Stored records
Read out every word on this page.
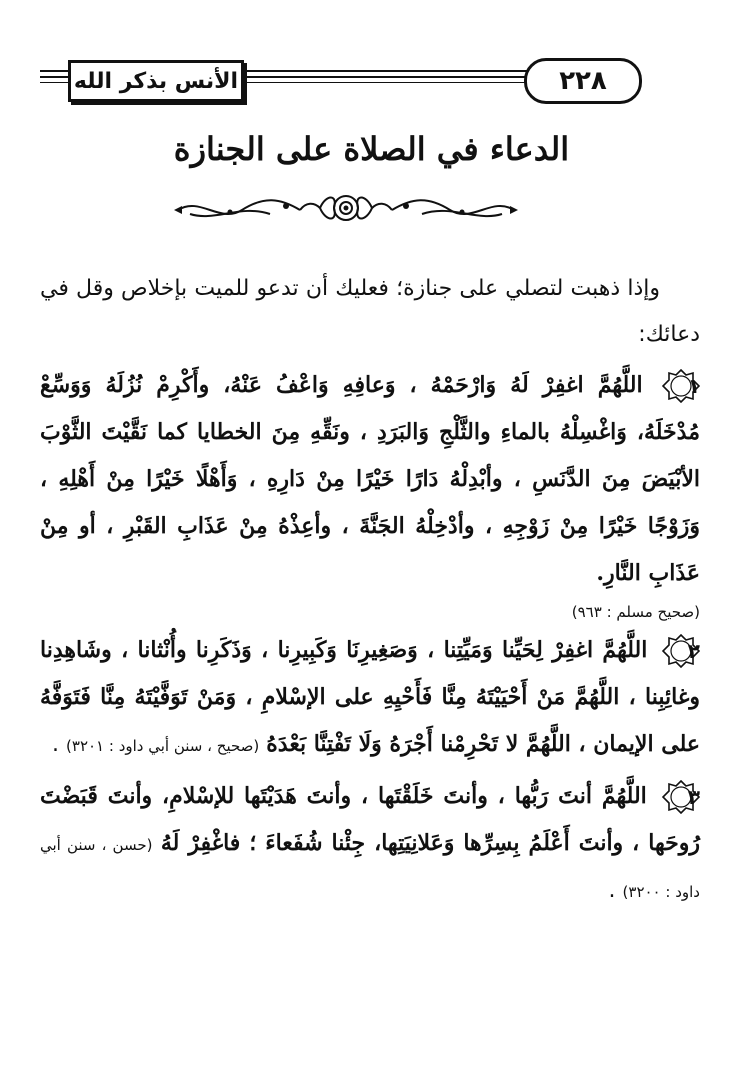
الأنس بذكر الله	٢٢٨
الدعاء في الصلاة على الجنازة

وإذا ذهبت لتصلي على جنازة؛ فعليك أن تدعو للميت بإخلاص وقل في دعائك:

١
اللَّهُمَّ اغفِرْ لَهُ وَارْحَمْهُ ، وَعافِهِ وَاعْفُ عَنْهُ، وأَكْرِمْ نُزُلَهُ وَوَسِّعْ مُدْخَلَهُ، وَاغْسِلْهُ بالماءِ والثَّلْجِ وَالبَرَدِ ، ونَقِّهِ مِنَ الخطايا كما نَقَّيْتَ الثَّوْبَ الأبْيَضَ مِنَ الدَّنَسِ ، وأبْدِلْهُ دَارًا خَيْرًا مِنْ دَارِهِ ، وَأَهْلًا خَيْرًا مِنْ أَهْلِهِ ، وَزَوْجًا خَيْرًا مِنْ زَوْجِهِ ، وأدْخِلْهُ الجَنَّةَ ، وأعِذْهُ مِنْ عَذَابِ القَبْرِ ، أو مِنْ عَذَابِ النَّارِ.

(صحيح مسلم : ٩٦٣)

٢
اللَّهُمَّ اغفِرْ لِحَيِّنا وَمَيِّتِنا ، وَصَغِيرِنَا وَكَبِيرِنا ، وَذَكَرِنا وأُنْثانا ، وشَاهِدِنا وغائِبِنا ، اللَّهُمَّ مَنْ أَحْيَيْتَهُ مِنَّا فَأَحْيِهِ على الإسْلامِ ، وَمَنْ تَوَفَّيْتَهُ مِنَّا فَتَوَفَّهُ على الإيمان ، اللَّهُمَّ لا تَحْرِمْنا أَجْرَهُ وَلَا تَفْتِنَّا بَعْدَهُ (صحيح ، سنن أبي داود : ٣٢٠١) .

٣
اللَّهُمَّ أنتَ رَبُّها ، وأنتَ خَلَقْتَها ، وأنتَ هَدَيْتَها للإسْلامِ، وأنتَ قَبَضْتَ رُوحَها ، وأنتَ أَعْلَمُ بِسِرِّها وَعَلانِيَتِها، جِئْنا شُفَعاءَ ؛ فاغْفِرْ لَهُ (حسن ، سنن أبي داود : ٣٢٠٠) .
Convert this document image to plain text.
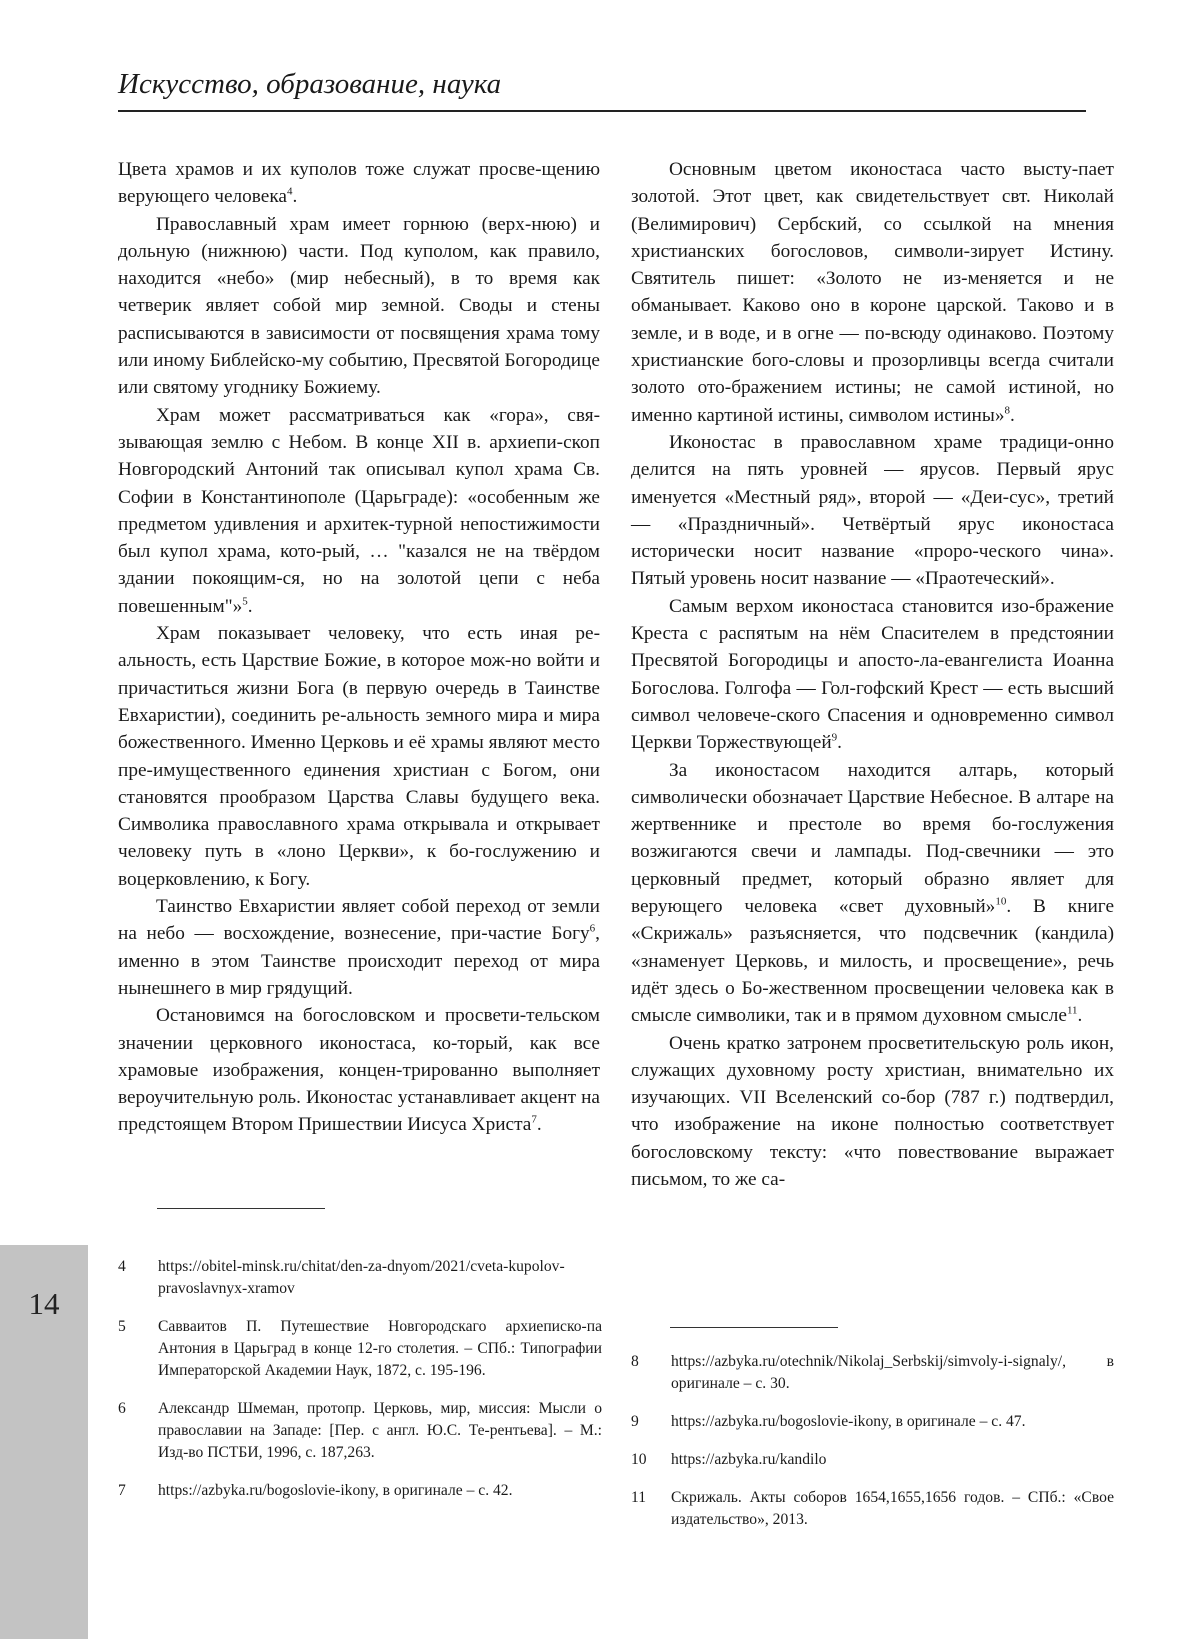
Искусство, образование, наука

Цвета храмов и их куполов тоже служат просве-щению верующего человека$^4$.

Православный храм имеет горнюю (верх-нюю) и дольную (нижнюю) части. Под куполом, как правило, находится «небо» (мир небесный), в то время как четверик являет собой мир земной. Своды и стены расписываются в зависимости от посвящения храма тому или иному Библейско-му событию, Пресвятой Богородице или святому угоднику Божиему.

Храм может рассматриваться как «гора», свя-зывающая землю с Небом. В конце XII в. архиепи-скоп Новгородский Антоний так описывал купол храма Св. Софии в Константинополе (Царьграде): «особенным же предметом удивления и архитек-турной непостижимости был купол храма, кото-рый, … "казался не на твёрдом здании покоящим-ся, но на золотой цепи с неба повешенным"»$^5$.

Храм показывает человеку, что есть иная ре-альность, есть Царствие Божие, в которое мож-но войти и причаститься жизни Бога (в первую очередь в Таинстве Евхаристии), соединить ре-альность земного мира и мира божественного. Именно Церковь и её храмы являют место пре-имущественного единения христиан с Богом, они становятся прообразом Царства Славы будущего века. Символика православного храма открывала и открывает человеку путь в «лоно Церкви», к бо-гослужению и воцерковлению, к Богу.

Таинство Евхаристии являет собой переход от земли на небо — восхождение, вознесение, при-частие Богу$^6$, именно в этом Таинстве происходит переход от мира нынешнего в мир грядущий.

Остановимся на богословском и просвети-тельском значении церковного иконостаса, ко-торый, как все храмовые изображения, концен-трированно выполняет вероучительную роль. Иконостас устанавливает акцент на предстоящем Втором Пришествии Иисуса Христа$^7$.

Основным цветом иконостаса часто высту-пает золотой. Этот цвет, как свидетельствует свт. Николай (Велимирович) Сербский, со ссылкой на мнения христианских богословов, символи-зирует Истину. Святитель пишет: «Золото не из-меняется и не обманывает. Каково оно в короне царской. Таково и в земле, и в воде, и в огне — по-всюду одинаково. Поэтому христианские бого-словы и прозорливцы всегда считали золото ото-бражением истины; не самой истиной, но именно картиной истины, символом истины»$^8$.

Иконостас в православном храме традици-онно делится на пять уровней — ярусов. Первый ярус именуется «Местный ряд», второй — «Деи-сус», третий — «Праздничный». Четвёртый ярус иконостаса исторически носит название «проро-ческого чина». Пятый уровень носит название — «Праотеческий».

Самым верхом иконостаса становится изо-бражение Креста с распятым на нём Спасителем в предстоянии Пресвятой Богородицы и апосто-ла-евангелиста Иоанна Богослова. Голгофа — Гол-гофский Крест — есть высший символ человече-ского Спасения и одновременно символ Церкви Торжествующей$^9$.

За иконостасом находится алтарь, который символически обозначает Царствие Небесное. В алтаре на жертвеннике и престоле во время бо-гослужения возжигаются свечи и лампады. Под-свечники — это церковный предмет, который образно являет для верующего человека «свет духовный»$^{10}$. В книге «Скрижаль» разъясняется, что подсвечник (кандила) «знаменует Церковь, и милость, и просвещение», речь идёт здесь о Бо-жественном просвещении человека как в смысле символики, так и в прямом духовном смысле$^{11}$.

Очень кратко затронем просветительскую роль икон, служащих духовному росту христиан, внимательно их изучающих. VII Вселенский со-бор (787 г.) подтвердил, что изображение на иконе полностью соответствует богословскому тексту: «что повествование выражает письмом, то же са-

4	https://obitel-minsk.ru/chitat/den-za-dnyom/2021/cveta-kupolov-pravoslavnyx-xramov
5	Савваитов П. Путешествие Новгородскаго архиеписко-па Антония в Царьград в конце 12-го столетия. – СПб.: Типографии Императорской Академии Наук, 1872, с. 195-196.
6	Александр Шмеман, протопр. Церковь, мир, миссия: Мысли о православии на Западе: [Пер. с англ. Ю.С. Те-рентьева]. – М.: Изд-во ПСТБИ, 1996, с. 187,263.
7	https://azbyka.ru/bogoslovie-ikony, в оригинале – с. 42.
8	https://azbyka.ru/otechnik/Nikolaj_Serbskij/simvoly-i-signaly/, в оригинале – с. 30.
9	https://azbyka.ru/bogoslovie-ikony, в оригинале – с. 47.
10	https://azbyka.ru/kandilo
11	Скрижаль. Акты соборов 1654,1655,1656 годов. – СПб.: «Свое издательство», 2013.
14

## What you will do
Restate the data above word for word. Do not include the images.

## Task result
Read out every word on this page.
الأنس بذكر الله	٢٢٨
الدعاء في الصلاة على الجنازة

وإذا ذهبت لتصلي على جنازة؛ فعليك أن تدعو للميت بإخلاص وقل في دعائك:

١
اللَّهُمَّ اغفِرْ لَهُ وَارْحَمْهُ ، وَعافِهِ وَاعْفُ عَنْهُ، وأَكْرِمْ نُزُلَهُ وَوَسِّعْ مُدْخَلَهُ، وَاغْسِلْهُ بالماءِ والثَّلْجِ وَالبَرَدِ ، ونَقِّهِ مِنَ الخطايا كما نَقَّيْتَ الثَّوْبَ الأبْيَضَ مِنَ الدَّنَسِ ، وأبْدِلْهُ دَارًا خَيْرًا مِنْ دَارِهِ ، وَأَهْلًا خَيْرًا مِنْ أَهْلِهِ ، وَزَوْجًا خَيْرًا مِنْ زَوْجِهِ ، وأدْخِلْهُ الجَنَّةَ ، وأعِذْهُ مِنْ عَذَابِ القَبْرِ ، أو مِنْ عَذَابِ النَّارِ.

(صحيح مسلم : ٩٦٣)

٢
اللَّهُمَّ اغفِرْ لِحَيِّنا وَمَيِّتِنا ، وَصَغِيرِنَا وَكَبِيرِنا ، وَذَكَرِنا وأُنْثانا ، وشَاهِدِنا وغائِبِنا ، اللَّهُمَّ مَنْ أَحْيَيْتَهُ مِنَّا فَأَحْيِهِ على الإسْلامِ ، وَمَنْ تَوَفَّيْتَهُ مِنَّا فَتَوَفَّهُ على الإيمان ، اللَّهُمَّ لا تَحْرِمْنا أَجْرَهُ وَلَا تَفْتِنَّا بَعْدَهُ (صحيح ، سنن أبي داود : ٣٢٠١) .

٣
اللَّهُمَّ أنتَ رَبُّها ، وأنتَ خَلَقْتَها ، وأنتَ هَدَيْتَها للإسْلامِ، وأنتَ قَبَضْتَ رُوحَها ، وأنتَ أَعْلَمُ بِسِرِّها وَعَلانِيَتِها، جِئْنا شُفَعاءَ ؛ فاغْفِرْ لَهُ (حسن ، سنن أبي داود : ٣٢٠٠) .
Convert this document image to plain text.
Искусство, образование, наука

Цвета храмов и их куполов тоже служат просве-щению верующего человека$^4$.

Православный храм имеет горнюю (верх-нюю) и дольную (нижнюю) части. Под куполом, как правило, находится «небо» (мир небесный), в то время как четверик являет собой мир земной. Своды и стены расписываются в зависимости от посвящения храма тому или иному Библейско-му событию, Пресвятой Богородице или святому угоднику Божиему.

Храм может рассматриваться как «гора», свя-зывающая землю с Небом. В конце XII в. архиепи-скоп Новгородский Антоний так описывал купол храма Св. Софии в Константинополе (Царьграде): «особенным же предметом удивления и архитек-турной непостижимости был купол храма, кото-рый, … "казался не на твёрдом здании покоящим-ся, но на золотой цепи с неба повешенным"»$^5$.

Храм показывает человеку, что есть иная ре-альность, есть Царствие Божие, в которое мож-но войти и причаститься жизни Бога (в первую очередь в Таинстве Евхаристии), соединить ре-альность земного мира и мира божественного. Именно Церковь и её храмы являют место пре-имущественного единения христиан с Богом, они становятся прообразом Царства Славы будущего века. Символика православного храма открывала и открывает человеку путь в «лоно Церкви», к бо-гослужению и воцерковлению, к Богу.

Таинство Евхаристии являет собой переход от земли на небо — восхождение, вознесение, при-частие Богу$^6$, именно в этом Таинстве происходит переход от мира нынешнего в мир грядущий.

Остановимся на богословском и просвети-тельском значении церковного иконостаса, ко-торый, как все храмовые изображения, концен-трированно выполняет вероучительную роль. Иконостас устанавливает акцент на предстоящем Втором Пришествии Иисуса Христа$^7$.

Основным цветом иконостаса часто высту-пает золотой. Этот цвет, как свидетельствует свт. Николай (Велимирович) Сербский, со ссылкой на мнения христианских богословов, символи-зирует Истину. Святитель пишет: «Золото не из-меняется и не обманывает. Каково оно в короне царской. Таково и в земле, и в воде, и в огне — по-всюду одинаково. Поэтому христианские бого-словы и прозорливцы всегда считали золото ото-бражением истины; не самой истиной, но именно картиной истины, символом истины»$^8$.

Иконостас в православном храме традици-онно делится на пять уровней — ярусов. Первый ярус именуется «Местный ряд», второй — «Деи-сус», третий — «Праздничный». Четвёртый ярус иконостаса исторически носит название «проро-ческого чина». Пятый уровень носит название — «Праотеческий».

Самым верхом иконостаса становится изо-бражение Креста с распятым на нём Спасителем в предстоянии Пресвятой Богородицы и апосто-ла-евангелиста Иоанна Богослова. Голгофа — Гол-гофский Крест — есть высший символ человече-ского Спасения и одновременно символ Церкви Торжествующей$^9$.

За иконостасом находится алтарь, который символически обозначает Царствие Небесное. В алтаре на жертвеннике и престоле во время бо-гослужения возжигаются свечи и лампады. Под-свечники — это церковный предмет, который образно являет для верующего человека «свет духовный»$^{10}$. В книге «Скрижаль» разъясняется, что подсвечник (кандила) «знаменует Церковь, и милость, и просвещение», речь идёт здесь о Бо-жественном просвещении человека как в смысле символики, так и в прямом духовном смысле$^{11}$.

Очень кратко затронем просветительскую роль икон, служащих духовному росту христиан, внимательно их изучающих. VII Вселенский со-бор (787 г.) подтвердил, что изображение на иконе полностью соответствует богословскому тексту: «что повествование выражает письмом, то же са-

4	https://obitel-minsk.ru/chitat/den-za-dnyom/2021/cveta-kupolov-pravoslavnyx-xramov
5	Савваитов П. Путешествие Новгородскаго архиеписко-па Антония в Царьград в конце 12-го столетия. – СПб.: Типографии Императорской Академии Наук, 1872, с. 195-196.
6	Александр Шмеман, протопр. Церковь, мир, миссия: Мысли о православии на Западе: [Пер. с англ. Ю.С. Те-рентьева]. – М.: Изд-во ПСТБИ, 1996, с. 187,263.
7	https://azbyka.ru/bogoslovie-ikony, в оригинале – с. 42.
8	https://azbyka.ru/otechnik/Nikolaj_Serbskij/simvoly-i-signaly/, в оригинале – с. 30.
9	https://azbyka.ru/bogoslovie-ikony, в оригинале – с. 47.
10	https://azbyka.ru/kandilo
11	Скрижаль. Акты соборов 1654,1655,1656 годов. – СПб.: «Свое издательство», 2013.
14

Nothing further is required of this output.